From the entries below, copy every line where the string "depend" appears.

» SUPPLIED DATA
###

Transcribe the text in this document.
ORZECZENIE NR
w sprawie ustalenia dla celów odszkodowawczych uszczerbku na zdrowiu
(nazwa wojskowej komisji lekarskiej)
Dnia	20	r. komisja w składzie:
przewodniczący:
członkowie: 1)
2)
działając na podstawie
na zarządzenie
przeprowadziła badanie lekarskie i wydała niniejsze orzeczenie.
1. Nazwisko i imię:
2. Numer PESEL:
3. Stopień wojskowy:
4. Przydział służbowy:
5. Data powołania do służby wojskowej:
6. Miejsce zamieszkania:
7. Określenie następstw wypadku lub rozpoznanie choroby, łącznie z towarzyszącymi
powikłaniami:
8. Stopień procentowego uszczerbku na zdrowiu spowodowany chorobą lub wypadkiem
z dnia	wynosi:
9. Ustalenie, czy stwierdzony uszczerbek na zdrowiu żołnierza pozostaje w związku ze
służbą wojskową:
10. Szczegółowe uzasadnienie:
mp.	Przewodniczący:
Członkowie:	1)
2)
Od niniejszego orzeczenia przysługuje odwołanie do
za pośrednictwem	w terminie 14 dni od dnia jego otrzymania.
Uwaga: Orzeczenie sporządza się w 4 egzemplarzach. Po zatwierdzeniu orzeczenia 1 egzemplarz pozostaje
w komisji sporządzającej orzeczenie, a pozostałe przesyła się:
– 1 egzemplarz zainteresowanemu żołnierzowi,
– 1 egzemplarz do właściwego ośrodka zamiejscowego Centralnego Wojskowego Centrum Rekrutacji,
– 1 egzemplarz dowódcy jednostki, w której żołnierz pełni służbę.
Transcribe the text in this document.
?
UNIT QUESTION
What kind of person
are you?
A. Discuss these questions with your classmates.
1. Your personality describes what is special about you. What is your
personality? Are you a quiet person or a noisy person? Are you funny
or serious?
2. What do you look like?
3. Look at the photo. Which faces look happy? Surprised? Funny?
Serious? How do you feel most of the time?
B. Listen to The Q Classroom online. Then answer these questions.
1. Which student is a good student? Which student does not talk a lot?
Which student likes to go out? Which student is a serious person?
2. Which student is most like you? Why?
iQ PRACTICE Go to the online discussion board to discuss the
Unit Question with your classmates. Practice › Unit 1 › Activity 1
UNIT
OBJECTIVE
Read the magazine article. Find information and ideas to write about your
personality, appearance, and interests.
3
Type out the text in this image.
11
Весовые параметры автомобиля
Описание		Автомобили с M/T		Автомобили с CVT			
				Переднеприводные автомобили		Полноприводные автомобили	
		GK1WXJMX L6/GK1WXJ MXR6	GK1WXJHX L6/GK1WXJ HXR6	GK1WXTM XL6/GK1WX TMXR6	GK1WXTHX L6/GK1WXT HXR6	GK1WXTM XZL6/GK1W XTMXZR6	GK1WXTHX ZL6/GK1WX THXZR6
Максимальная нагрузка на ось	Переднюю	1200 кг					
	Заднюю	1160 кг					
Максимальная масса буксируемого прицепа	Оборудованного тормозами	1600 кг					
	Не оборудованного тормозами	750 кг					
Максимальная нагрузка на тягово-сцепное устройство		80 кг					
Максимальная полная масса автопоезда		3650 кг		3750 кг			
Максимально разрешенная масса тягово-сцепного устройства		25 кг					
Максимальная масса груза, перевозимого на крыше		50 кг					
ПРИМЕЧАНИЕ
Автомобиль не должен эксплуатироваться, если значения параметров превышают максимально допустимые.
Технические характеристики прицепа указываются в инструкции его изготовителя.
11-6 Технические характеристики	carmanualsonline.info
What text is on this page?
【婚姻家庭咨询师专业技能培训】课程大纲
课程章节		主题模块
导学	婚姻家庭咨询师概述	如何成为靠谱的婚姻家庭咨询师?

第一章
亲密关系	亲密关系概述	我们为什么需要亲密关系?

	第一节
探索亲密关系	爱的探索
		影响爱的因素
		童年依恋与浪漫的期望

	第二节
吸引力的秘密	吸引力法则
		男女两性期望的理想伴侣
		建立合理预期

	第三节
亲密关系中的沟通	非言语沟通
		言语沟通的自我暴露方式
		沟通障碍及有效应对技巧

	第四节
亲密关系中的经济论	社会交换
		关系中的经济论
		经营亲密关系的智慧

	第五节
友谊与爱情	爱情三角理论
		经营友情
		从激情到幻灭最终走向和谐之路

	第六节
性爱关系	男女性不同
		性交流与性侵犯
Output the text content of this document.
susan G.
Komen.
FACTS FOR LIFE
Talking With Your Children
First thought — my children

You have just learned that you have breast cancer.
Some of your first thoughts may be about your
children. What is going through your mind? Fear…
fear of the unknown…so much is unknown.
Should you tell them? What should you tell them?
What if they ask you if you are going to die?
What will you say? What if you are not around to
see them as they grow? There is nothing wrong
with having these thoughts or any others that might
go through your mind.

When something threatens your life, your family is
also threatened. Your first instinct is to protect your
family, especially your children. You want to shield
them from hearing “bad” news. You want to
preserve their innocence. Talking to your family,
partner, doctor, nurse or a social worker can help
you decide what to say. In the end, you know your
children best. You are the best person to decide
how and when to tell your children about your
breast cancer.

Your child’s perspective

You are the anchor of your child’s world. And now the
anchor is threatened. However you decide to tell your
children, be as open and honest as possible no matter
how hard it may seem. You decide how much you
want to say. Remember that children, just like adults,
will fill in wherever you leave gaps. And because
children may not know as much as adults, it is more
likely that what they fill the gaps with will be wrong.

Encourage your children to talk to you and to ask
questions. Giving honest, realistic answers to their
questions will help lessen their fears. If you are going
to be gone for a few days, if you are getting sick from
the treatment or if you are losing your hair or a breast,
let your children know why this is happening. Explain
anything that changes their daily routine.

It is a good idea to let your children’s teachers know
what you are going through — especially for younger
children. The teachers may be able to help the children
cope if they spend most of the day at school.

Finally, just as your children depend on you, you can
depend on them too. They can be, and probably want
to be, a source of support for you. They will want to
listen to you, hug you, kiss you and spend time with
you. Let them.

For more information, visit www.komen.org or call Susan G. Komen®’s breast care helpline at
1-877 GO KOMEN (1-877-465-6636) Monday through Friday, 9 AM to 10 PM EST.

###

» REPLY
Finally, just as your children depend on you, you can
depend on them too. They can be, and probably want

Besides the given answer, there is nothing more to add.